• _What to do_
What follows is a listing. Return every line of it exactly.

• _Saved data entries_
··········
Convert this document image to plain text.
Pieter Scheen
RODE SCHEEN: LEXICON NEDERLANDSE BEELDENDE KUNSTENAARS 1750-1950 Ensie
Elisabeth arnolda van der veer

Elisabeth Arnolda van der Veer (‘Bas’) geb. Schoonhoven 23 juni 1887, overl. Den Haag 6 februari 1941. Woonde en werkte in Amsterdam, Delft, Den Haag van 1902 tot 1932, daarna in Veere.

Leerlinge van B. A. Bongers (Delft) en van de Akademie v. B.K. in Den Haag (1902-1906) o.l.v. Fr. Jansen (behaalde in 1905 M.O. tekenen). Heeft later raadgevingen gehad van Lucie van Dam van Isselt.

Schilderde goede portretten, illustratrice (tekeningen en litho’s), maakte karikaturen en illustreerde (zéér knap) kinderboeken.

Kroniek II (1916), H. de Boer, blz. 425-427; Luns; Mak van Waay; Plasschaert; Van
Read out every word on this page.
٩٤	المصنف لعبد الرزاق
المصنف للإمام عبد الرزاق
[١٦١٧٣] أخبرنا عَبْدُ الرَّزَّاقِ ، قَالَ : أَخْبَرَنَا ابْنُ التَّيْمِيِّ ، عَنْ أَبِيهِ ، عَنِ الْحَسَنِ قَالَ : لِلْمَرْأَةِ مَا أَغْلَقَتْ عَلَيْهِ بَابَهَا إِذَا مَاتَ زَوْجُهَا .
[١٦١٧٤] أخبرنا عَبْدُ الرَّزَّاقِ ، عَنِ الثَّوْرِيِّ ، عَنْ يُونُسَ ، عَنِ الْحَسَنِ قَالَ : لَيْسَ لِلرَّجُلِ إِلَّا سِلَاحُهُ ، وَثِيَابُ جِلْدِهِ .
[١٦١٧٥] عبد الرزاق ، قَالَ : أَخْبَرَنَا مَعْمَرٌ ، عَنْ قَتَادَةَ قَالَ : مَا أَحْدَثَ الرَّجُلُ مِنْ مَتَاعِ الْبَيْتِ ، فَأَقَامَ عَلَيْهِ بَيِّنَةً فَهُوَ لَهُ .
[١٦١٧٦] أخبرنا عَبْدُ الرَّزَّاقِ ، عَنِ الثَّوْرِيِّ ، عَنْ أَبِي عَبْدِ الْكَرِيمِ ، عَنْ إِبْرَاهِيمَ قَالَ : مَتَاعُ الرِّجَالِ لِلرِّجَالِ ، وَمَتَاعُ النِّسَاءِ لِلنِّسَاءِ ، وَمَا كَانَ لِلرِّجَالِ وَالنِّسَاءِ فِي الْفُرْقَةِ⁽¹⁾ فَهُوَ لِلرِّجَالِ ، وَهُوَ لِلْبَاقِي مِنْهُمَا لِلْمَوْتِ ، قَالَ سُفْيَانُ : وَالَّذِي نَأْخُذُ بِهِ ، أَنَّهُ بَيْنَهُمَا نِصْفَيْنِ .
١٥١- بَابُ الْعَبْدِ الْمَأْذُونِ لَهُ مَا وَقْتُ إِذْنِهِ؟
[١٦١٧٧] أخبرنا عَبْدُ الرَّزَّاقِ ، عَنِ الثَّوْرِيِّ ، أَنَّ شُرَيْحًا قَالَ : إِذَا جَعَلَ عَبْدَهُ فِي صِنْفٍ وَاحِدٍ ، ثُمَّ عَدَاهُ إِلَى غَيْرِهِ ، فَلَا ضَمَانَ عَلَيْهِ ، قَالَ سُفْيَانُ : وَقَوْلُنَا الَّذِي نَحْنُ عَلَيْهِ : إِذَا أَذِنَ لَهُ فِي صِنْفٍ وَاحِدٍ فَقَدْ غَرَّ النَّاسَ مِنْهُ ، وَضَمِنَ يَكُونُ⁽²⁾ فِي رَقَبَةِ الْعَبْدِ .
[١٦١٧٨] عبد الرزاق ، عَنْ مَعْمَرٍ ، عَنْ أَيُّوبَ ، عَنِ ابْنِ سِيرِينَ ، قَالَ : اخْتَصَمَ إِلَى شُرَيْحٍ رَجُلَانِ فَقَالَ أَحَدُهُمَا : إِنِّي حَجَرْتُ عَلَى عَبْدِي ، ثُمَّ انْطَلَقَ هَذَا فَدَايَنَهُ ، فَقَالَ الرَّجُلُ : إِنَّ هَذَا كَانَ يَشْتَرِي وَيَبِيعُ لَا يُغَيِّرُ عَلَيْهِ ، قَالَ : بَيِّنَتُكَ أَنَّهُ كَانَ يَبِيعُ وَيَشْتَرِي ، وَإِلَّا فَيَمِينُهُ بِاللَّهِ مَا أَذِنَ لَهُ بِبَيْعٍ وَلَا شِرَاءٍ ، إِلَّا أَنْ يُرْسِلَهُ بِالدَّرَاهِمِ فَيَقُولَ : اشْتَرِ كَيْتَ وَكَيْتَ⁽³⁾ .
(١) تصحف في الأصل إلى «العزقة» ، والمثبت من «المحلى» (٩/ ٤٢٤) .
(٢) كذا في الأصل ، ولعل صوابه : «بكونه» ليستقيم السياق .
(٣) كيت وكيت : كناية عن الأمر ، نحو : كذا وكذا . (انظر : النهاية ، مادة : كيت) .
··········
• _Completed task_
Convert this document image to plain text.
Pieter Scheen
RODE SCHEEN: LEXICON NEDERLANDSE BEELDENDE KUNSTENAARS 1750-1950 Ensie
Elisabeth arnolda van der veer

Elisabeth Arnolda van der Veer (‘Bas’) geb. Schoonhoven 23 juni 1887, overl. Den Haag 6 februari 1941. Woonde en werkte in Amsterdam, Delft, Den Haag van 1902 tot 1932, daarna in Veere.

Leerlinge van B. A. Bongers (Delft) en van de Akademie v. B.K. in Den Haag (1902-1906) o.l.v. Fr. Jansen (behaalde in 1905 M.O. tekenen). Heeft later raadgevingen gehad van Lucie van Dam van Isselt.

Schilderde goede portretten, illustratrice (tekeningen en litho’s), maakte karikaturen en illustreerde (zéér knap) kinderboeken.

Kroniek II (1916), H. de Boer, blz. 425-427; Luns; Mak van Waay; Plasschaert; Van
Read out every word on this page.
٩٤	المصنف لعبد الرزاق
المصنف للإمام عبد الرزاق
[١٦١٧٣] أخبرنا عَبْدُ الرَّزَّاقِ ، قَالَ : أَخْبَرَنَا ابْنُ التَّيْمِيِّ ، عَنْ أَبِيهِ ، عَنِ الْحَسَنِ قَالَ : لِلْمَرْأَةِ مَا أَغْلَقَتْ عَلَيْهِ بَابَهَا إِذَا مَاتَ زَوْجُهَا .
[١٦١٧٤] أخبرنا عَبْدُ الرَّزَّاقِ ، عَنِ الثَّوْرِيِّ ، عَنْ يُونُسَ ، عَنِ الْحَسَنِ قَالَ : لَيْسَ لِلرَّجُلِ إِلَّا سِلَاحُهُ ، وَثِيَابُ جِلْدِهِ .
[١٦١٧٥] عبد الرزاق ، قَالَ : أَخْبَرَنَا مَعْمَرٌ ، عَنْ قَتَادَةَ قَالَ : مَا أَحْدَثَ الرَّجُلُ مِنْ مَتَاعِ الْبَيْتِ ، فَأَقَامَ عَلَيْهِ بَيِّنَةً فَهُوَ لَهُ .
[١٦١٧٦] أخبرنا عَبْدُ الرَّزَّاقِ ، عَنِ الثَّوْرِيِّ ، عَنْ أَبِي عَبْدِ الْكَرِيمِ ، عَنْ إِبْرَاهِيمَ قَالَ : مَتَاعُ الرِّجَالِ لِلرِّجَالِ ، وَمَتَاعُ النِّسَاءِ لِلنِّسَاءِ ، وَمَا كَانَ لِلرِّجَالِ وَالنِّسَاءِ فِي الْفُرْقَةِ⁽¹⁾ فَهُوَ لِلرِّجَالِ ، وَهُوَ لِلْبَاقِي مِنْهُمَا لِلْمَوْتِ ، قَالَ سُفْيَانُ : وَالَّذِي نَأْخُذُ بِهِ ، أَنَّهُ بَيْنَهُمَا نِصْفَيْنِ .
١٥١- بَابُ الْعَبْدِ الْمَأْذُونِ لَهُ مَا وَقْتُ إِذْنِهِ؟
[١٦١٧٧] أخبرنا عَبْدُ الرَّزَّاقِ ، عَنِ الثَّوْرِيِّ ، أَنَّ شُرَيْحًا قَالَ : إِذَا جَعَلَ عَبْدَهُ فِي صِنْفٍ وَاحِدٍ ، ثُمَّ عَدَاهُ إِلَى غَيْرِهِ ، فَلَا ضَمَانَ عَلَيْهِ ، قَالَ سُفْيَانُ : وَقَوْلُنَا الَّذِي نَحْنُ عَلَيْهِ : إِذَا أَذِنَ لَهُ فِي صِنْفٍ وَاحِدٍ فَقَدْ غَرَّ النَّاسَ مِنْهُ ، وَضَمِنَ يَكُونُ⁽²⁾ فِي رَقَبَةِ الْعَبْدِ .
[١٦١٧٨] عبد الرزاق ، عَنْ مَعْمَرٍ ، عَنْ أَيُّوبَ ، عَنِ ابْنِ سِيرِينَ ، قَالَ : اخْتَصَمَ إِلَى شُرَيْحٍ رَجُلَانِ فَقَالَ أَحَدُهُمَا : إِنِّي حَجَرْتُ عَلَى عَبْدِي ، ثُمَّ انْطَلَقَ هَذَا فَدَايَنَهُ ، فَقَالَ الرَّجُلُ : إِنَّ هَذَا كَانَ يَشْتَرِي وَيَبِيعُ لَا يُغَيِّرُ عَلَيْهِ ، قَالَ : بَيِّنَتُكَ أَنَّهُ كَانَ يَبِيعُ وَيَشْتَرِي ، وَإِلَّا فَيَمِينُهُ بِاللَّهِ مَا أَذِنَ لَهُ بِبَيْعٍ وَلَا شِرَاءٍ ، إِلَّا أَنْ يُرْسِلَهُ بِالدَّرَاهِمِ فَيَقُولَ : اشْتَرِ كَيْتَ وَكَيْتَ⁽³⁾ .
(١) تصحف في الأصل إلى «العزقة» ، والمثبت من «المحلى» (٩/ ٤٢٤) .
(٢) كذا في الأصل ، ولعل صوابه : «بكونه» ليستقيم السياق .
(٣) كيت وكيت : كناية عن الأمر ، نحو : كذا وكذا . (انظر : النهاية ، مادة : كيت) .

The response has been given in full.